▶ [Instruction]: Extract each record and reproduce it exactly.

Collected data entries
>> BEGIN
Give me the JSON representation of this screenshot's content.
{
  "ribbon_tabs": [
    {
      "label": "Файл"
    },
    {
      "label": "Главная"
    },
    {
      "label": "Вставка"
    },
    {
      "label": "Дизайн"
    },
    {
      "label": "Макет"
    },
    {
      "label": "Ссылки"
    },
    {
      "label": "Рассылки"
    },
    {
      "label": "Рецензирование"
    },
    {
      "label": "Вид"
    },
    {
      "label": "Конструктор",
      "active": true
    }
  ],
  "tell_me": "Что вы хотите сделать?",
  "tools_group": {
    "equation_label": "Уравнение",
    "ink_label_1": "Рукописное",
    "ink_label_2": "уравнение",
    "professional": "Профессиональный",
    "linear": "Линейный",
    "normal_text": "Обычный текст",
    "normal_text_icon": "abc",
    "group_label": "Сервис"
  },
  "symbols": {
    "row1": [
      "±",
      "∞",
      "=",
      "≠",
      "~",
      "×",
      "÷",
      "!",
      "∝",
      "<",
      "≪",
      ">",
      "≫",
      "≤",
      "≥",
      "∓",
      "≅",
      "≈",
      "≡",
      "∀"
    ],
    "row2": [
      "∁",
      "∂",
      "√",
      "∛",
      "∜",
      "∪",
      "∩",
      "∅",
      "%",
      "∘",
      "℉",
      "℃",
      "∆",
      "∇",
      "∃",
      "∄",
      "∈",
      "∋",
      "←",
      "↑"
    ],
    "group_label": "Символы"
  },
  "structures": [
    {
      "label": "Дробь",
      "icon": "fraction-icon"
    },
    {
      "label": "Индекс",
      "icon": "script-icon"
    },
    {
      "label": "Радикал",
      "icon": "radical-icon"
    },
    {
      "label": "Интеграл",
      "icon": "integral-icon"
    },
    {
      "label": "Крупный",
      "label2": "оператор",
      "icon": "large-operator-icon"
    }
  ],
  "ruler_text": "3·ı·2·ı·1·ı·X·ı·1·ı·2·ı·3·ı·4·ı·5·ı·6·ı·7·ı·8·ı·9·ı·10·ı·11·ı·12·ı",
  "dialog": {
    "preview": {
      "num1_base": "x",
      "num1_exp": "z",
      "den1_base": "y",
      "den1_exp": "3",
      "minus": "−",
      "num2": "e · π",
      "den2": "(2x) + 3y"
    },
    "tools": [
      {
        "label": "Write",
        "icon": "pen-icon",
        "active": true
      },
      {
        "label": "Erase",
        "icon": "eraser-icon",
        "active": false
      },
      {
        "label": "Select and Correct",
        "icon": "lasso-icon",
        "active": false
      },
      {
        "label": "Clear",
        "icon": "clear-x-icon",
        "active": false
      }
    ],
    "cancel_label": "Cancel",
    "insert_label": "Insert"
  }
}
>> END
▶ [The response]:
Give me the JSON representation of this screenshot's content.
{
  "ribbon_tabs": [
    {
      "label": "Файл"
    },
    {
      "label": "Главная"
    },
    {
      "label": "Вставка"
    },
    {
      "label": "Дизайн"
    },
    {
      "label": "Макет"
    },
    {
      "label": "Ссылки"
    },
    {
      "label": "Рассылки"
    },
    {
      "label": "Рецензирование"
    },
    {
      "label": "Вид"
    },
    {
      "label": "Конструктор",
      "active": true
    }
  ],
  "tell_me": "Что вы хотите сделать?",
  "tools_group": {
    "equation_label": "Уравнение",
    "ink_label_1": "Рукописное",
    "ink_label_2": "уравнение",
    "professional": "Профессиональный",
    "linear": "Линейный",
    "normal_text": "Обычный текст",
    "normal_text_icon": "abc",
    "group_label": "Сервис"
  },
  "symbols": {
    "row1": [
      "±",
      "∞",
      "=",
      "≠",
      "~",
      "×",
      "÷",
      "!",
      "∝",
      "<",
      "≪",
      ">",
      "≫",
      "≤",
      "≥",
      "∓",
      "≅",
      "≈",
      "≡",
      "∀"
    ],
    "row2": [
      "∁",
      "∂",
      "√",
      "∛",
      "∜",
      "∪",
      "∩",
      "∅",
      "%",
      "∘",
      "℉",
      "℃",
      "∆",
      "∇",
      "∃",
      "∄",
      "∈",
      "∋",
      "←",
      "↑"
    ],
    "group_label": "Символы"
  },
  "structures": [
    {
      "label": "Дробь",
      "icon": "fraction-icon"
    },
    {
      "label": "Индекс",
      "icon": "script-icon"
    },
    {
      "label": "Радикал",
      "icon": "radical-icon"
    },
    {
      "label": "Интеграл",
      "icon": "integral-icon"
    },
    {
      "label": "Крупный",
      "label2": "оператор",
      "icon": "large-operator-icon"
    }
  ],
  "ruler_text": "3·ı·2·ı·1·ı·X·ı·1·ı·2·ı·3·ı·4·ı·5·ı·6·ı·7·ı·8·ı·9·ı·10·ı·11·ı·12·ı",
  "dialog": {
    "preview": {
      "num1_base": "x",
      "num1_exp": "z",
      "den1_base": "y",
      "den1_exp": "3",
      "minus": "−",
      "num2": "e · π",
      "den2": "(2x) + 3y"
    },
    "tools": [
      {
        "label": "Write",
        "icon": "pen-icon",
        "active": true
      },
      {
        "label": "Erase",
        "icon": "eraser-icon",
        "active": false
      },
      {
        "label": "Select and Correct",
        "icon": "lasso-icon",
        "active": false
      },
      {
        "label": "Clear",
        "icon": "clear-x-icon",
        "active": false
      }
    ],
    "cancel_label": "Cancel",
    "insert_label": "Insert"
  }
}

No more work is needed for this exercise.